- [WHAT IS ASKED]:
Set every record down verbatim and omit the pictures.

── STORED ROWS

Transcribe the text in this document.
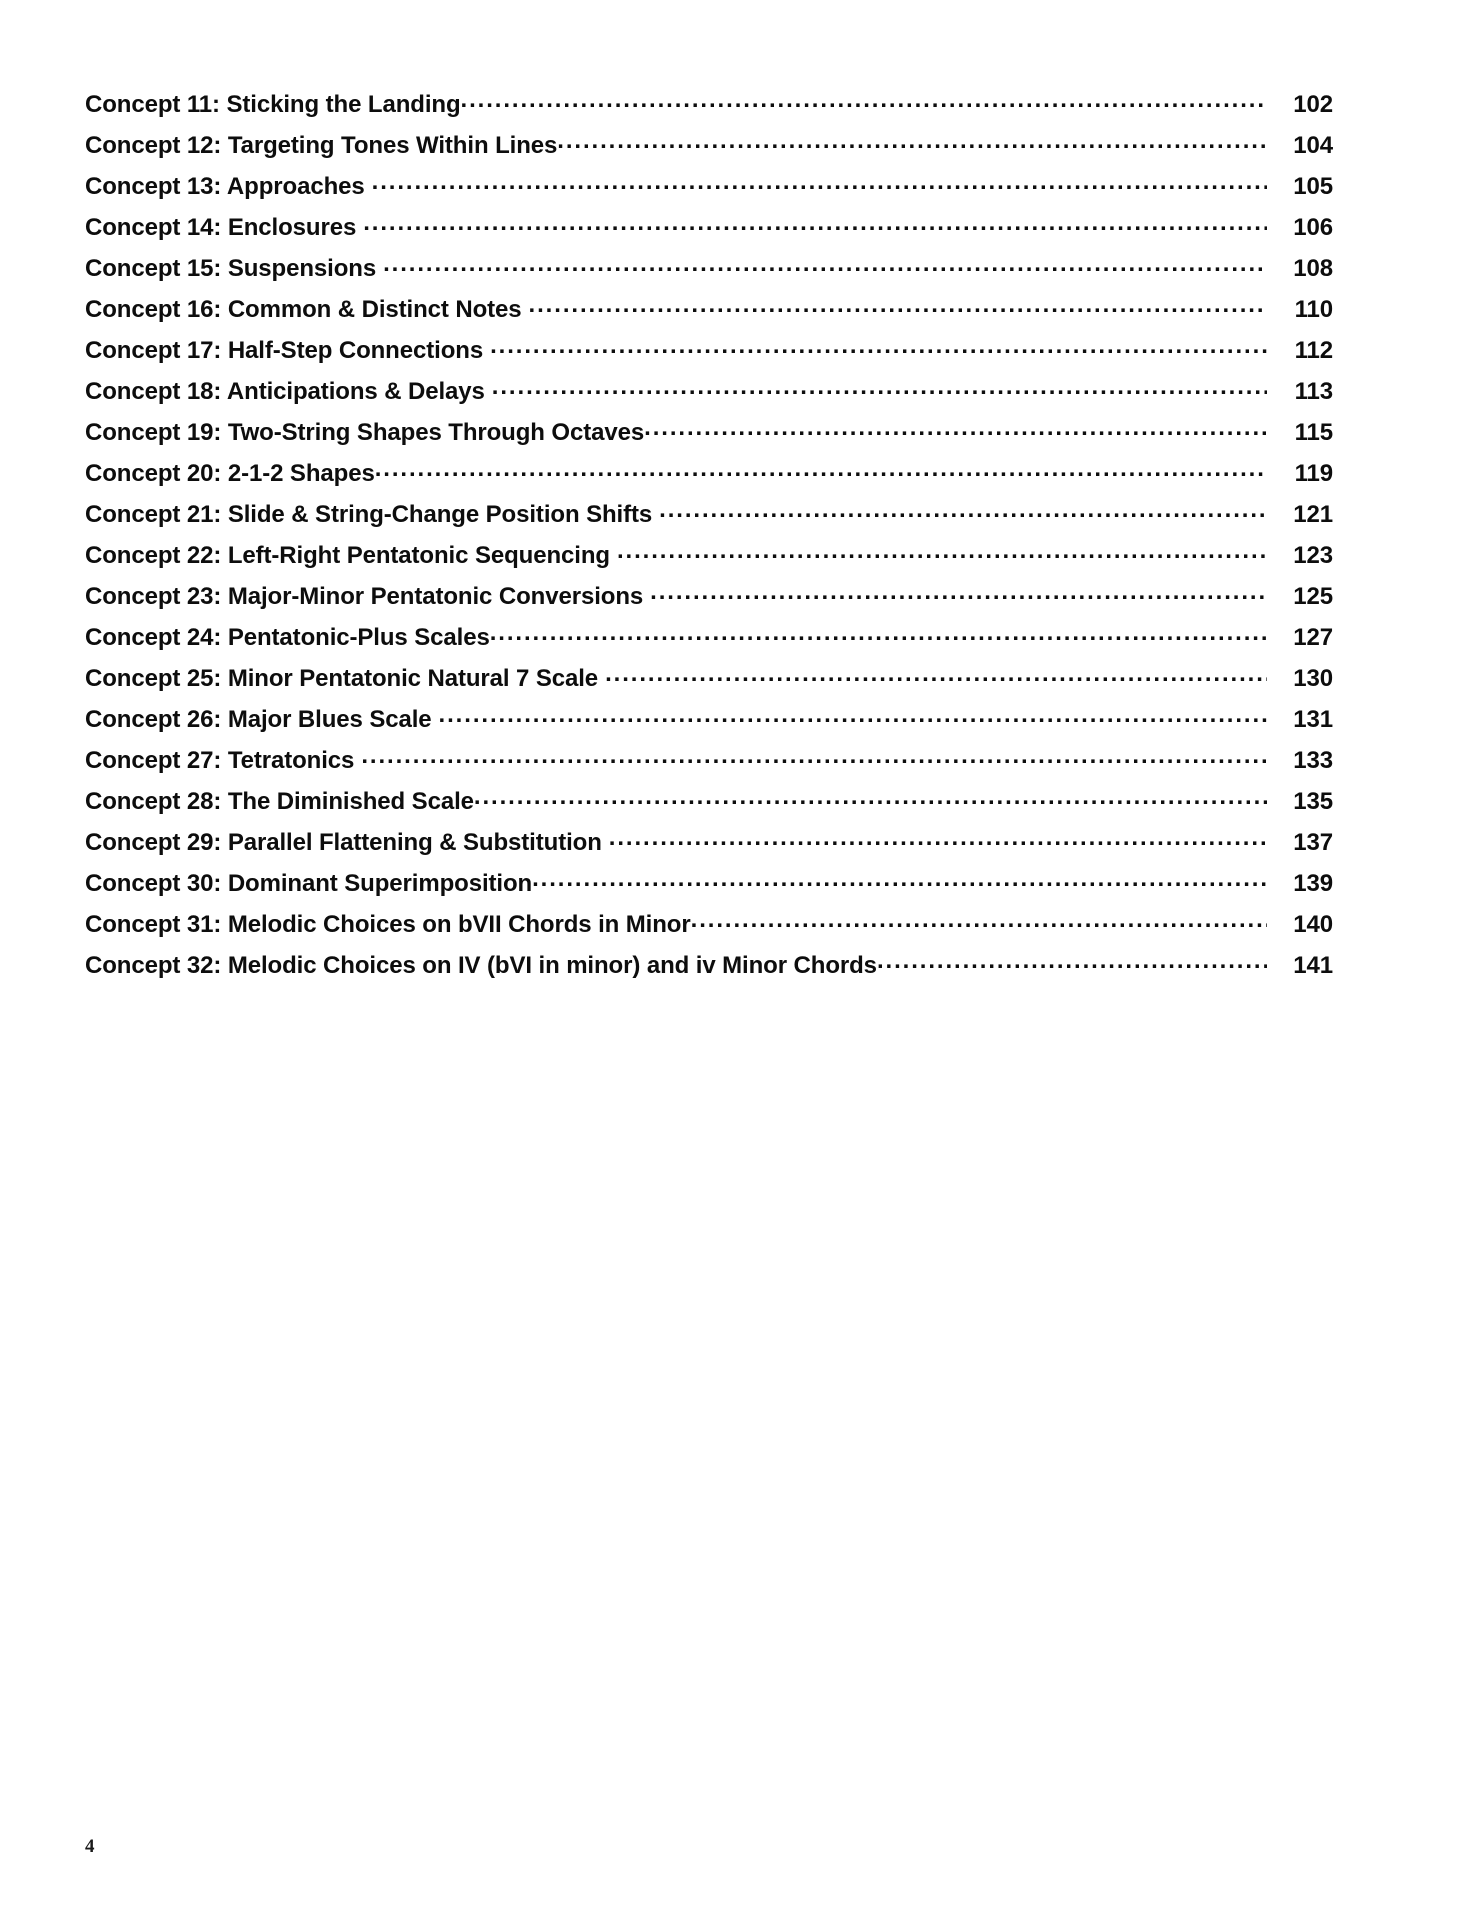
Concept 11: Sticking the Landing .....	102
Concept 12: Targeting Tones Within Lines .....	104
Concept 13: Approaches .....	105
Concept 14: Enclosures .....	106
Concept 15: Suspensions .....	108
Concept 16: Common & Distinct Notes .....	110
Concept 17: Half-Step Connections .....	112
Concept 18: Anticipations & Delays .....	113
Concept 19: Two-String Shapes Through Octaves .....	115
Concept 20: 2-1-2 Shapes .....	119
Concept 21: Slide & String-Change Position Shifts .....	121
Concept 22: Left-Right Pentatonic Sequencing .....	123
Concept 23: Major-Minor Pentatonic Conversions .....	125
Concept 24: Pentatonic-Plus Scales .....	127
Concept 25: Minor Pentatonic Natural 7 Scale .....	130
Concept 26: Major Blues Scale .....	131
Concept 27: Tetratonics .....	133
Concept 28: The Diminished Scale .....	135
Concept 29: Parallel Flattening & Substitution .....	137
Concept 30: Dominant Superimposition .....	139
Concept 31: Melodic Choices on bVII Chords in Minor .....	140
Concept 32: Melodic Choices on IV (bVI in minor) and iv Minor Chords .....	141
4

────

- [TASK ANSWER]:
Transcribe the text in this document.
Concept 11: Sticking the Landing .....	102
Concept 12: Targeting Tones Within Lines .....	104
Concept 13: Approaches .....	105
Concept 14: Enclosures .....	106
Concept 15: Suspensions .....	108
Concept 16: Common & Distinct Notes .....	110
Concept 17: Half-Step Connections .....	112
Concept 18: Anticipations & Delays .....	113
Concept 19: Two-String Shapes Through Octaves .....	115
Concept 20: 2-1-2 Shapes .....	119
Concept 21: Slide & String-Change Position Shifts .....	121
Concept 22: Left-Right Pentatonic Sequencing .....	123
Concept 23: Major-Minor Pentatonic Conversions .....	125
Concept 24: Pentatonic-Plus Scales .....	127
Concept 25: Minor Pentatonic Natural 7 Scale .....	130
Concept 26: Major Blues Scale .....	131
Concept 27: Tetratonics .....	133
Concept 28: The Diminished Scale .....	135
Concept 29: Parallel Flattening & Substitution .....	137
Concept 30: Dominant Superimposition .....	139
Concept 31: Melodic Choices on bVII Chords in Minor .....	140
Concept 32: Melodic Choices on IV (bVI in minor) and iv Minor Chords .....	141
4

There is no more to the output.